(Records about charts and figures)
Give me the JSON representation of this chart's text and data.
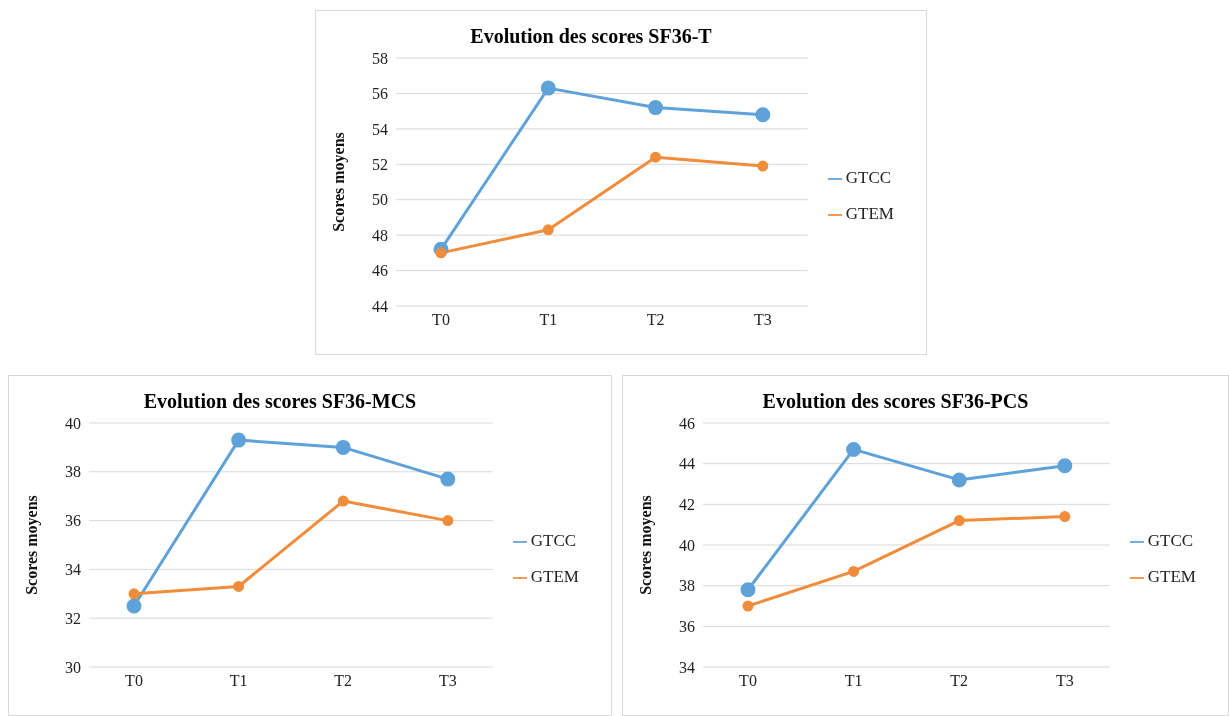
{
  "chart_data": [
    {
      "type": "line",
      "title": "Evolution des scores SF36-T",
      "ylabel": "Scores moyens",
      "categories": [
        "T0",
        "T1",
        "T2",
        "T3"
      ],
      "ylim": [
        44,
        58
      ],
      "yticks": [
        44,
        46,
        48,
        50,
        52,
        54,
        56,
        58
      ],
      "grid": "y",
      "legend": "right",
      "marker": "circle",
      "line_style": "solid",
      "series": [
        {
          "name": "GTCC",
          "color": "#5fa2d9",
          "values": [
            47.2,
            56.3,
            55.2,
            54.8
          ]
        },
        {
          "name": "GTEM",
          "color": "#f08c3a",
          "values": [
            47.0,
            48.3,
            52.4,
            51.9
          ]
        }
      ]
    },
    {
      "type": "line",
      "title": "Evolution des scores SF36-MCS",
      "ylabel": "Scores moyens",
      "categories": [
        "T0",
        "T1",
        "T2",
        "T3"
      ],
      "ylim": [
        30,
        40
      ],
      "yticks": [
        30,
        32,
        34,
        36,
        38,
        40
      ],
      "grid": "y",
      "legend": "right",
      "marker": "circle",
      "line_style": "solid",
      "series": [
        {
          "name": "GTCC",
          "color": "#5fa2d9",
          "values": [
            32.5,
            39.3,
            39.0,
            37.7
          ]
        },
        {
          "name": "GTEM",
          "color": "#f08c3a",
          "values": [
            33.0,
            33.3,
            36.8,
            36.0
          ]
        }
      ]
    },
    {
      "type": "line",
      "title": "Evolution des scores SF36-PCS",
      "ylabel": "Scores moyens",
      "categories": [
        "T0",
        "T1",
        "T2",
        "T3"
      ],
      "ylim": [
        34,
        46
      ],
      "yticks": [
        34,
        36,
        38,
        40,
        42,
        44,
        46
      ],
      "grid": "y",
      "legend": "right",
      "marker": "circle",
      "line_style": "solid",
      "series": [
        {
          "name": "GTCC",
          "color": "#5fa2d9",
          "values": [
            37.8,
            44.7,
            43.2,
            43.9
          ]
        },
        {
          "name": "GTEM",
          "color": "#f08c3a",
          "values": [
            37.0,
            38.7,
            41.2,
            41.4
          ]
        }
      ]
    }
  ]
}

---

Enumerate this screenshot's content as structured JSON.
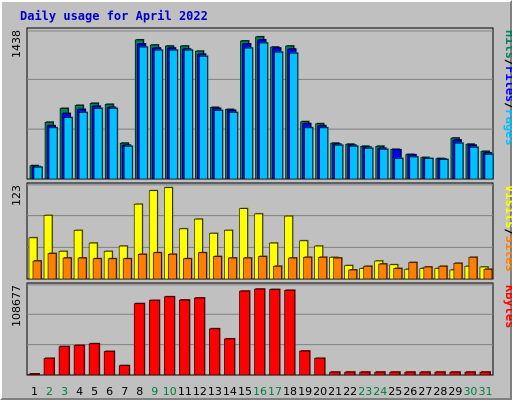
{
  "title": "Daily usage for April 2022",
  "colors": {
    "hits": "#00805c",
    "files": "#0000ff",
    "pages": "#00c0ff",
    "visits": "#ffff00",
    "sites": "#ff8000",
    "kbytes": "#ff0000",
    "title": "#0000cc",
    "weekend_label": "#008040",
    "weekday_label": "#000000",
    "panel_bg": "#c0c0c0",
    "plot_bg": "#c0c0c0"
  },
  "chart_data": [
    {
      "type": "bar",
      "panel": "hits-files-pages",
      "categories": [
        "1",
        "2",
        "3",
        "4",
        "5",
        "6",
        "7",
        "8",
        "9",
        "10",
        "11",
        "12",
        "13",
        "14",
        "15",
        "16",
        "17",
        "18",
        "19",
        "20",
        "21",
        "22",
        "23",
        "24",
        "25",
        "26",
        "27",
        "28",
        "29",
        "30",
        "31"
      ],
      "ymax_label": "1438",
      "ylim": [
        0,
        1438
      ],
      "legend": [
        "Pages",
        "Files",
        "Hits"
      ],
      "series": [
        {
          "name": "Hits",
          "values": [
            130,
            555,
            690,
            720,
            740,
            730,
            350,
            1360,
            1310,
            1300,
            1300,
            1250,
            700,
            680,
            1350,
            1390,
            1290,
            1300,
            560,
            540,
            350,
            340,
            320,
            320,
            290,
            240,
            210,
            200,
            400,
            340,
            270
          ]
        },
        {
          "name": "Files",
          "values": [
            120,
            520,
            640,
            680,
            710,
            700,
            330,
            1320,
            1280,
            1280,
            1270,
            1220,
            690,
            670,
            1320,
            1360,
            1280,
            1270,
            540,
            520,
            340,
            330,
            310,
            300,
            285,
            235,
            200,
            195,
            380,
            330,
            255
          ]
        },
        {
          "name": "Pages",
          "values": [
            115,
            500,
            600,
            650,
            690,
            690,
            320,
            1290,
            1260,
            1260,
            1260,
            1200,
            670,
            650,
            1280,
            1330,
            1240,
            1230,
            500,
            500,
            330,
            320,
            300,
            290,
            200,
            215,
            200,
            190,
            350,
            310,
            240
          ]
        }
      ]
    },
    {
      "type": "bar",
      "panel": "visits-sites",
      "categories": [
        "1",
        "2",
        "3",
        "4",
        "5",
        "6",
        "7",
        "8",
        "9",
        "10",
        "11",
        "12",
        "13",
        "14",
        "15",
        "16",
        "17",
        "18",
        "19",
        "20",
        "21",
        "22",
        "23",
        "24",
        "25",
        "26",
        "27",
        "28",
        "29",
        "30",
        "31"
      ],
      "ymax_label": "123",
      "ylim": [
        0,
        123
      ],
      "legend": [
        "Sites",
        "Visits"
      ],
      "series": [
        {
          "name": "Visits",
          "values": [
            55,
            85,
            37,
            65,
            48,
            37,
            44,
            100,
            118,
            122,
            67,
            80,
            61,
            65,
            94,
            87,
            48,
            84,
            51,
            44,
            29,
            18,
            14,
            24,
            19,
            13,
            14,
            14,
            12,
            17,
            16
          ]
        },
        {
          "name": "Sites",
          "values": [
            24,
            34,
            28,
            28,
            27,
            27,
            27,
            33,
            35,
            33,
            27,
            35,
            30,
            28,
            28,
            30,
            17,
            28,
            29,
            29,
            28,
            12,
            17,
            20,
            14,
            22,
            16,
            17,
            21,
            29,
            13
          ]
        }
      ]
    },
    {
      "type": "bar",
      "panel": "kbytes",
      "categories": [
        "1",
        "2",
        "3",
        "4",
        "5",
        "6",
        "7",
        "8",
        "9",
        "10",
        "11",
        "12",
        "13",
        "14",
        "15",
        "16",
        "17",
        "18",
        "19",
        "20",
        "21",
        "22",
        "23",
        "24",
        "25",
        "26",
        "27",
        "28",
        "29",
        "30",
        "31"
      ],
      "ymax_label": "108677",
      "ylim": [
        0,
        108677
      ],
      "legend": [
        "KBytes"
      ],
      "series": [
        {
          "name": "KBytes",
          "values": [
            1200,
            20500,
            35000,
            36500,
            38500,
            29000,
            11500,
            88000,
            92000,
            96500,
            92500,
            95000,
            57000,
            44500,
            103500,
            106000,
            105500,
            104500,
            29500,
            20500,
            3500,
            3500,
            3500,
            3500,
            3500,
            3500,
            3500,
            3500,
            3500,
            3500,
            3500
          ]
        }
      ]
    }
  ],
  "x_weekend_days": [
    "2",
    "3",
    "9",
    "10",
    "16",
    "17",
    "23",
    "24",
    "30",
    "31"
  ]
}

▶ [TO DO]: Tally the lines above containing "this". Answer with the count only.

▶ [EXERCISE RESPONSE]: 2